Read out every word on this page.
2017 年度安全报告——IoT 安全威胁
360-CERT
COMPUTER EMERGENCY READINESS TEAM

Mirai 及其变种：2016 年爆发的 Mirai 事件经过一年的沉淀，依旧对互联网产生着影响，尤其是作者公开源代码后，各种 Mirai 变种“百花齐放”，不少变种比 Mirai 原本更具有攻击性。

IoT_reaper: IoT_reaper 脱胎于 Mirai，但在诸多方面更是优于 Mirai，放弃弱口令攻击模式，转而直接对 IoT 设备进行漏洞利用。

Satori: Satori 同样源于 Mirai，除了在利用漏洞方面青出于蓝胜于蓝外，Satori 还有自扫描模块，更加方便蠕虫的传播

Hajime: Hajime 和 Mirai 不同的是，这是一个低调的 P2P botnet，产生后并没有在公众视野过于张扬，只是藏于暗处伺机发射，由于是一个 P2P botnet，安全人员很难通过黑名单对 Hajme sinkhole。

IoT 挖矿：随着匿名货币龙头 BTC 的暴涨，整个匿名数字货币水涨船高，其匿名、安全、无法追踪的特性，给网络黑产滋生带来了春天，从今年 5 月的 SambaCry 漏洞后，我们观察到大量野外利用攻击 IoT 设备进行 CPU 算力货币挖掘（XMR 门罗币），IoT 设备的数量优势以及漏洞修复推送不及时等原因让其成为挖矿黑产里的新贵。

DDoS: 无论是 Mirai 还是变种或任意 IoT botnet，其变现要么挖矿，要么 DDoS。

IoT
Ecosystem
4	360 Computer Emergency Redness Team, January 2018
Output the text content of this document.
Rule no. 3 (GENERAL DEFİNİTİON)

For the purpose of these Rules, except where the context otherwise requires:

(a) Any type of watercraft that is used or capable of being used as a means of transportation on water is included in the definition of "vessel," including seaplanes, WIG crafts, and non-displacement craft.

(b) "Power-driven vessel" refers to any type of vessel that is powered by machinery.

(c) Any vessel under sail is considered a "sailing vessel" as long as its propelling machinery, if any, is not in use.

Stated goal:
Set all of the records down again, exactly as they stand.

Complete response:
Read out every word on this page.
2017 年度安全报告——IoT 安全威胁
360-CERT
COMPUTER EMERGENCY READINESS TEAM

Mirai 及其变种：2016 年爆发的 Mirai 事件经过一年的沉淀，依旧对互联网产生着影响，尤其是作者公开源代码后，各种 Mirai 变种“百花齐放”，不少变种比 Mirai 原本更具有攻击性。

IoT_reaper: IoT_reaper 脱胎于 Mirai，但在诸多方面更是优于 Mirai，放弃弱口令攻击模式，转而直接对 IoT 设备进行漏洞利用。

Satori: Satori 同样源于 Mirai，除了在利用漏洞方面青出于蓝胜于蓝外，Satori 还有自扫描模块，更加方便蠕虫的传播

Hajime: Hajime 和 Mirai 不同的是，这是一个低调的 P2P botnet，产生后并没有在公众视野过于张扬，只是藏于暗处伺机发射，由于是一个 P2P botnet，安全人员很难通过黑名单对 Hajme sinkhole。

IoT 挖矿：随着匿名货币龙头 BTC 的暴涨，整个匿名数字货币水涨船高，其匿名、安全、无法追踪的特性，给网络黑产滋生带来了春天，从今年 5 月的 SambaCry 漏洞后，我们观察到大量野外利用攻击 IoT 设备进行 CPU 算力货币挖掘（XMR 门罗币），IoT 设备的数量优势以及漏洞修复推送不及时等原因让其成为挖矿黑产里的新贵。

DDoS: 无论是 Mirai 还是变种或任意 IoT botnet，其变现要么挖矿，要么 DDoS。

IoT
Ecosystem
4	360 Computer Emergency Redness Team, January 2018
Output the text content of this document.
Rule no. 3 (GENERAL DEFİNİTİON)

For the purpose of these Rules, except where the context otherwise requires:

(a) Any type of watercraft that is used or capable of being used as a means of transportation on water is included in the definition of "vessel," including seaplanes, WIG crafts, and non-displacement craft.

(b) "Power-driven vessel" refers to any type of vessel that is powered by machinery.

(c) Any vessel under sail is considered a "sailing vessel" as long as its propelling machinery, if any, is not in use.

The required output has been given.